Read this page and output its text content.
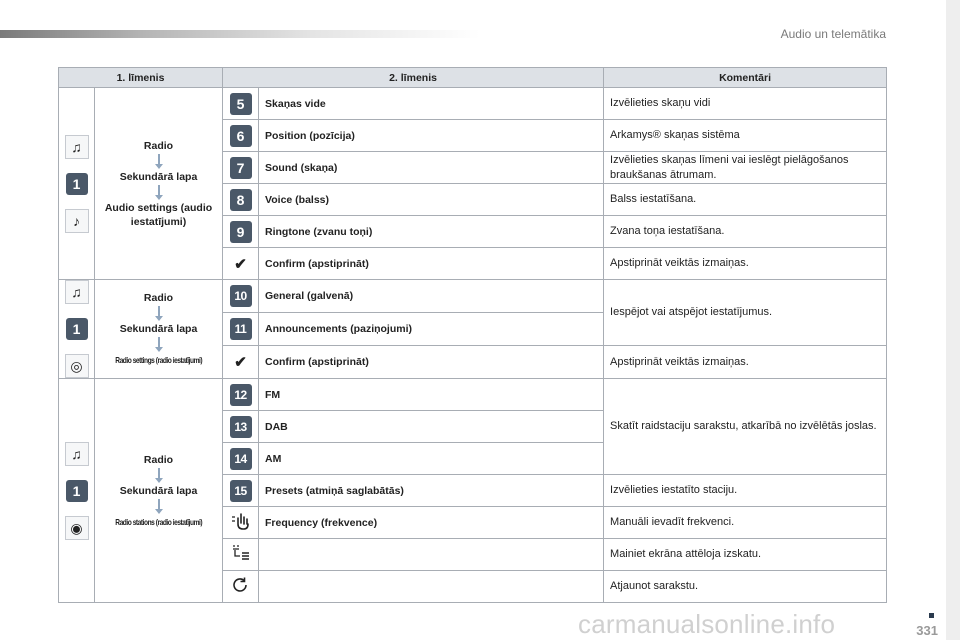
Audio un telemātika
331
carmanualsonline.info
1. līmenis		2. līmenis		Komentāri

♫
1
♪	Radio
Sekundārā lapa
Audio settings (audio iestatījumi)	5	Skaņas vide	Izvēlieties skaņu vidi
		6	Position (pozīcija)	Arkamys® skaņas sistēma
		7	Sound (skaņa)	Izvēlieties skaņas līmeni vai ieslēgt pielāgošanos braukšanas ātrumam.
		8	Voice (balss)	Balss iestatīšana.
		9	Ringtone (zvanu toņi)	Zvana toņa iestatīšana.
		✔	Confirm (apstiprināt)	Apstiprināt veiktās izmaiņas.

♫
1
◎	Radio
Sekundārā lapa
Radio settings (radio iestatījumi)	10	General (galvenā)	Iespējot vai atspējot iestatījumus.
		11	Announcements (paziņojumi)	
		✔	Confirm (apstiprināt)	Apstiprināt veiktās izmaiņas.

♫
1
◉	Radio
Sekundārā lapa
Radio stations (radio iestatījumi)	12	FM	Skatīt raidstaciju sarakstu, atkarībā no izvēlētās joslas.
		13	DAB	
		14	AM	
		15	Presets (atmiņā saglabātās)	Izvēlieties iestatīto staciju.
	Frequency (frekvence)	Manuāli ievadīt frekvenci.
		Mainiet ekrāna attēloja izskatu.
		Atjaunot sarakstu.
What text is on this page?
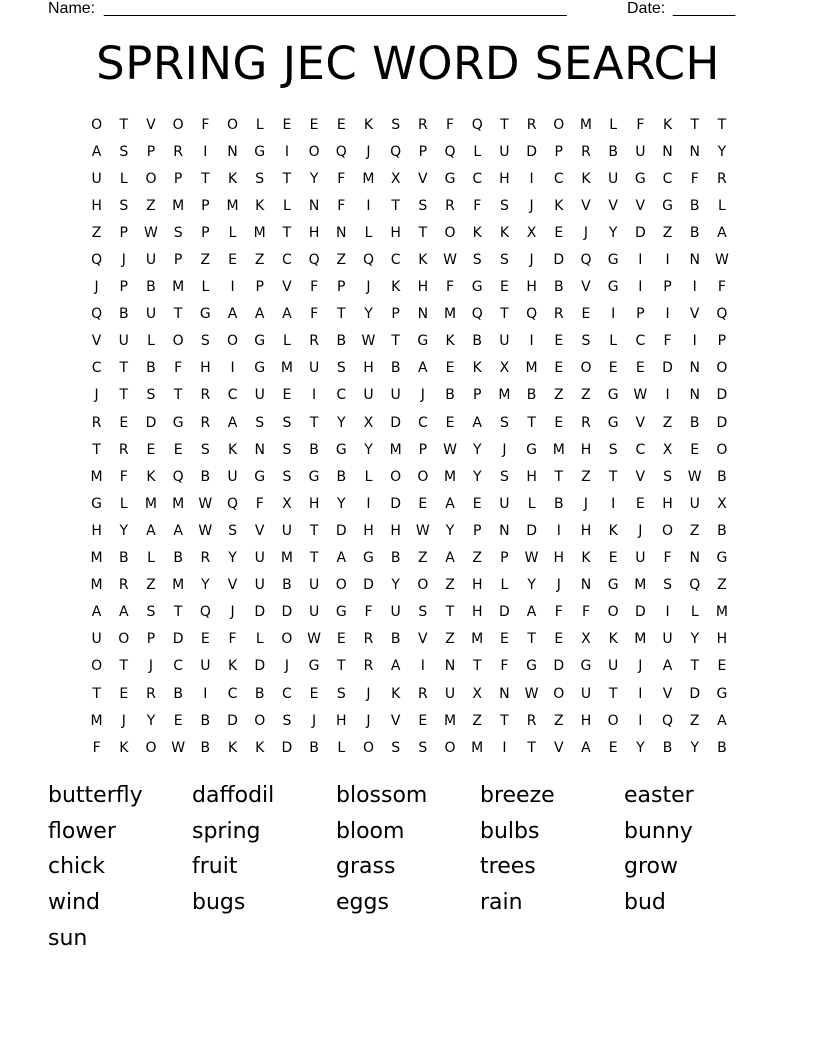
Name: ____________________________________________________	Date: _______
SPRING JEC WORD SEARCH
O	T	V	O	F	O	L	E	E	E	K	S	R	F	Q	T	R	O	M	L	F	K	T	T
A	S	P	R	I	N	G	I	O	Q	J	Q	P	Q	L	U	D	P	R	B	U	N	N	Y
U	L	O	P	T	K	S	T	Y	F	M	X	V	G	C	H	I	C	K	U	G	C	F	R
H	S	Z	M	P	M	K	L	N	F	I	T	S	R	F	S	J	K	V	V	V	G	B	L
Z	P	W	S	P	L	M	T	H	N	L	H	T	O	K	K	X	E	J	Y	D	Z	B	A
Q	J	U	P	Z	E	Z	C	Q	Z	Q	C	K	W	S	S	J	D	Q	G	I	I	N	W
J	P	B	M	L	I	P	V	F	P	J	K	H	F	G	E	H	B	V	G	I	P	I	F
Q	B	U	T	G	A	A	A	F	T	Y	P	N	M	Q	T	Q	R	E	I	P	I	V	Q
V	U	L	O	S	O	G	L	R	B	W	T	G	K	B	U	I	E	S	L	C	F	I	P
C	T	B	F	H	I	G	M	U	S	H	B	A	E	K	X	M	E	O	E	E	D	N	O
J	T	S	T	R	C	U	E	I	C	U	U	J	B	P	M	B	Z	Z	G	W	I	N	D
R	E	D	G	R	A	S	S	T	Y	X	D	C	E	A	S	T	E	R	G	V	Z	B	D
T	R	E	E	S	K	N	S	B	G	Y	M	P	W	Y	J	G	M	H	S	C	X	E	O
M	F	K	Q	B	U	G	S	G	B	L	O	O	M	Y	S	H	T	Z	T	V	S	W	B
G	L	M	M	W	Q	F	X	H	Y	I	D	E	A	E	U	L	B	J	I	E	H	U	X
H	Y	A	A	W	S	V	U	T	D	H	H	W	Y	P	N	D	I	H	K	J	O	Z	B
M	B	L	B	R	Y	U	M	T	A	G	B	Z	A	Z	P	W	H	K	E	U	F	N	G
M	R	Z	M	Y	V	U	B	U	O	D	Y	O	Z	H	L	Y	J	N	G	M	S	Q	Z
A	A	S	T	Q	J	D	D	U	G	F	U	S	T	H	D	A	F	F	O	D	I	L	M
U	O	P	D	E	F	L	O	W	E	R	B	V	Z	M	E	T	E	X	K	M	U	Y	H
O	T	J	C	U	K	D	J	G	T	R	A	I	N	T	F	G	D	G	U	J	A	T	E
T	E	R	B	I	C	B	C	E	S	J	K	R	U	X	N	W	O	U	T	I	V	D	G
M	J	Y	E	B	D	O	S	J	H	J	V	E	M	Z	T	R	Z	H	O	I	Q	Z	A
F	K	O	W	B	K	K	D	B	L	O	S	S	O	M	I	T	V	A	E	Y	B	Y	B
butterfly	daffodil	blossom	breeze	easter
flower	spring	bloom	bulbs	bunny
chick	fruit	grass	trees	grow
wind	bugs	eggs	rain	bud
sun
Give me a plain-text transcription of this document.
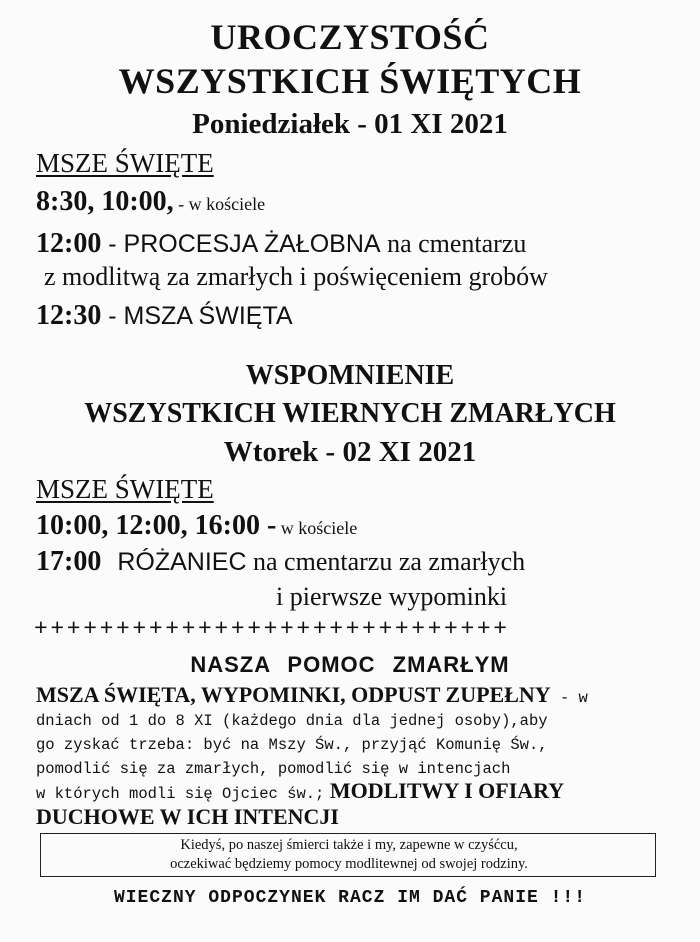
UROCZYSTOŚĆ
WSZYSTKICH ŚWIĘTYCH
Poniedziałek - 01 XI 2021
MSZE ŚWIĘTE
8:30, 10:00, - w kościele
12:00 - PROCESJA ŻAŁOBNA na cmentarzu
z modlitwą za zmarłych i poświęceniem grobów
12:30 - MSZA ŚWIĘTA
WSPOMNIENIE
WSZYSTKICH WIERNYCH ZMARŁYCH
Wtorek - 02 XI 2021
MSZE ŚWIĘTE
10:00, 12:00, 16:00 - w kościele
17:00 RÓŻANIEC na cmentarzu za zmarłych
i pierwsze wypominki
+++++++++++++++++++++++++++++
NASZA POMOC ZMARŁYM
MSZA ŚWIĘTA, WYPOMINKI, ODPUST ZUPEŁNY - w
dniach od 1 do 8 XI (każdego dnia dla jednej osoby),aby
go zyskać trzeba: być na Mszy Św., przyjąć Komunię Św.,
pomodlić się za zmarłych, pomodlić się w intencjach
w których modli się Ojciec św.; MODLITWY I OFIARY
DUCHOWE W ICH INTENCJI
Kiedyś, po naszej śmierci także i my, zapewne w czyśćcu,
oczekiwać będziemy pomocy modlitewnej od swojej rodziny.
WIECZNY ODPOCZYNEK RACZ IM DAĆ PANIE !!!
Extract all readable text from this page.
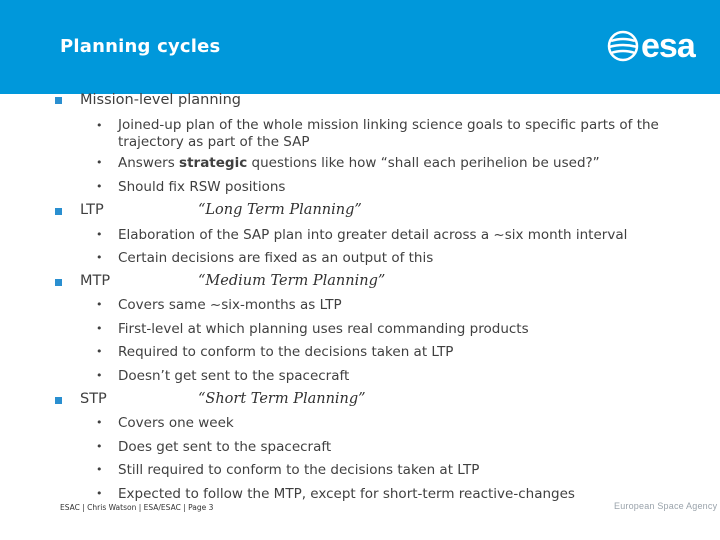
Planning cycles	esa
Mission-level planning
• Joined-up plan of the whole mission linking science goals to specific parts of the trajectory as part of the SAP
• Answers strategic questions like how “shall each perihelion be used?”
• Should fix RSW positions
LTP	“Long Term Planning”
• Elaboration of the SAP plan into greater detail across a ~six month interval
• Certain decisions are fixed as an output of this
MTP	“Medium Term Planning”
• Covers same ~six-months as LTP
• First-level at which planning uses real commanding products
• Required to conform to the decisions taken at LTP
• Doesn’t get sent to the spacecraft
STP	“Short Term Planning”
• Covers one week
• Does get sent to the spacecraft
• Still required to conform to the decisions taken at LTP
• Expected to follow the MTP, except for short-term reactive-changes
ESAC | Chris Watson | ESA/ESAC | Page 3	European Space Agency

* * * *

■ Exercise prompt:
Write out every line above exactly as it is, leaving out the pictures.

■ Finished answer:
Read this page and output its text content.
Audio un telemātika
331
carmanualsonline.info
1. līmenis		2. līmenis		Komentāri

♫
1
♪	Radio
Sekundārā lapa
Audio settings (audio iestatījumi)	5	Skaņas vide	Izvēlieties skaņu vidi
		6	Position (pozīcija)	Arkamys® skaņas sistēma
		7	Sound (skaņa)	Izvēlieties skaņas līmeni vai ieslēgt pielāgošanos braukšanas ātrumam.
		8	Voice (balss)	Balss iestatīšana.
		9	Ringtone (zvanu toņi)	Zvana toņa iestatīšana.
		✔	Confirm (apstiprināt)	Apstiprināt veiktās izmaiņas.

♫
1
◎	Radio
Sekundārā lapa
Radio settings (radio iestatījumi)	10	General (galvenā)	Iespējot vai atspējot iestatījumus.
		11	Announcements (paziņojumi)	
		✔	Confirm (apstiprināt)	Apstiprināt veiktās izmaiņas.

♫
1
◉	Radio
Sekundārā lapa
Radio stations (radio iestatījumi)	12	FM	Skatīt raidstaciju sarakstu, atkarībā no izvēlētās joslas.
		13	DAB	
		14	AM	
		15	Presets (atmiņā saglabātās)	Izvēlieties iestatīto staciju.
	Frequency (frekvence)	Manuāli ievadīt frekvenci.
		Mainiet ekrāna attēloja izskatu.
		Atjaunot sarakstu.
What text is on this page?
Name: ____________________________________________________	Date: _______
SPRING JEC WORD SEARCH
O	T	V	O	F	O	L	E	E	E	K	S	R	F	Q	T	R	O	M	L	F	K	T	T
A	S	P	R	I	N	G	I	O	Q	J	Q	P	Q	L	U	D	P	R	B	U	N	N	Y
U	L	O	P	T	K	S	T	Y	F	M	X	V	G	C	H	I	C	K	U	G	C	F	R
H	S	Z	M	P	M	K	L	N	F	I	T	S	R	F	S	J	K	V	V	V	G	B	L
Z	P	W	S	P	L	M	T	H	N	L	H	T	O	K	K	X	E	J	Y	D	Z	B	A
Q	J	U	P	Z	E	Z	C	Q	Z	Q	C	K	W	S	S	J	D	Q	G	I	I	N	W
J	P	B	M	L	I	P	V	F	P	J	K	H	F	G	E	H	B	V	G	I	P	I	F
Q	B	U	T	G	A	A	A	F	T	Y	P	N	M	Q	T	Q	R	E	I	P	I	V	Q
V	U	L	O	S	O	G	L	R	B	W	T	G	K	B	U	I	E	S	L	C	F	I	P
C	T	B	F	H	I	G	M	U	S	H	B	A	E	K	X	M	E	O	E	E	D	N	O
J	T	S	T	R	C	U	E	I	C	U	U	J	B	P	M	B	Z	Z	G	W	I	N	D
R	E	D	G	R	A	S	S	T	Y	X	D	C	E	A	S	T	E	R	G	V	Z	B	D
T	R	E	E	S	K	N	S	B	G	Y	M	P	W	Y	J	G	M	H	S	C	X	E	O
M	F	K	Q	B	U	G	S	G	B	L	O	O	M	Y	S	H	T	Z	T	V	S	W	B
G	L	M	M	W	Q	F	X	H	Y	I	D	E	A	E	U	L	B	J	I	E	H	U	X
H	Y	A	A	W	S	V	U	T	D	H	H	W	Y	P	N	D	I	H	K	J	O	Z	B
M	B	L	B	R	Y	U	M	T	A	G	B	Z	A	Z	P	W	H	K	E	U	F	N	G
M	R	Z	M	Y	V	U	B	U	O	D	Y	O	Z	H	L	Y	J	N	G	M	S	Q	Z
A	A	S	T	Q	J	D	D	U	G	F	U	S	T	H	D	A	F	F	O	D	I	L	M
U	O	P	D	E	F	L	O	W	E	R	B	V	Z	M	E	T	E	X	K	M	U	Y	H
O	T	J	C	U	K	D	J	G	T	R	A	I	N	T	F	G	D	G	U	J	A	T	E
T	E	R	B	I	C	B	C	E	S	J	K	R	U	X	N	W	O	U	T	I	V	D	G
M	J	Y	E	B	D	O	S	J	H	J	V	E	M	Z	T	R	Z	H	O	I	Q	Z	A
F	K	O	W	B	K	K	D	B	L	O	S	S	O	M	I	T	V	A	E	Y	B	Y	B
butterfly	daffodil	blossom	breeze	easter
flower	spring	bloom	bulbs	bunny
chick	fruit	grass	trees	grow
wind	bugs	eggs	rain	bud
sun
Give me a plain-text transcription of this document.
UROCZYSTOŚĆ
WSZYSTKICH ŚWIĘTYCH
Poniedziałek - 01 XI 2021
MSZE ŚWIĘTE
8:30, 10:00, - w kościele
12:00 - PROCESJA ŻAŁOBNA na cmentarzu
z modlitwą za zmarłych i poświęceniem grobów
12:30 - MSZA ŚWIĘTA
WSPOMNIENIE
WSZYSTKICH WIERNYCH ZMARŁYCH
Wtorek - 02 XI 2021
MSZE ŚWIĘTE
10:00, 12:00, 16:00 - w kościele
17:00 RÓŻANIEC na cmentarzu za zmarłych
i pierwsze wypominki
+++++++++++++++++++++++++++++
NASZA POMOC ZMARŁYM
MSZA ŚWIĘTA, WYPOMINKI, ODPUST ZUPEŁNY - w
dniach od 1 do 8 XI (każdego dnia dla jednej osoby),aby
go zyskać trzeba: być na Mszy Św., przyjąć Komunię Św.,
pomodlić się za zmarłych, pomodlić się w intencjach
w których modli się Ojciec św.; MODLITWY I OFIARY
DUCHOWE W ICH INTENCJI
Kiedyś, po naszej śmierci także i my, zapewne w czyśćcu,
oczekiwać będziemy pomocy modlitewnej od swojej rodziny.
WIECZNY ODPOCZYNEK RACZ IM DAĆ PANIE !!!
Extract all readable text from this page.
Planning cycles	esa
Mission-level planning
• Joined-up plan of the whole mission linking science goals to specific parts of the trajectory as part of the SAP
• Answers strategic questions like how “shall each perihelion be used?”
• Should fix RSW positions
LTP	“Long Term Planning”
• Elaboration of the SAP plan into greater detail across a ~six month interval
• Certain decisions are fixed as an output of this
MTP	“Medium Term Planning”
• Covers same ~six-months as LTP
• First-level at which planning uses real commanding products
• Required to conform to the decisions taken at LTP
• Doesn’t get sent to the spacecraft
STP	“Short Term Planning”
• Covers one week
• Does get sent to the spacecraft
• Still required to conform to the decisions taken at LTP
• Expected to follow the MTP, except for short-term reactive-changes
ESAC | Chris Watson | ESA/ESAC | Page 3	European Space Agency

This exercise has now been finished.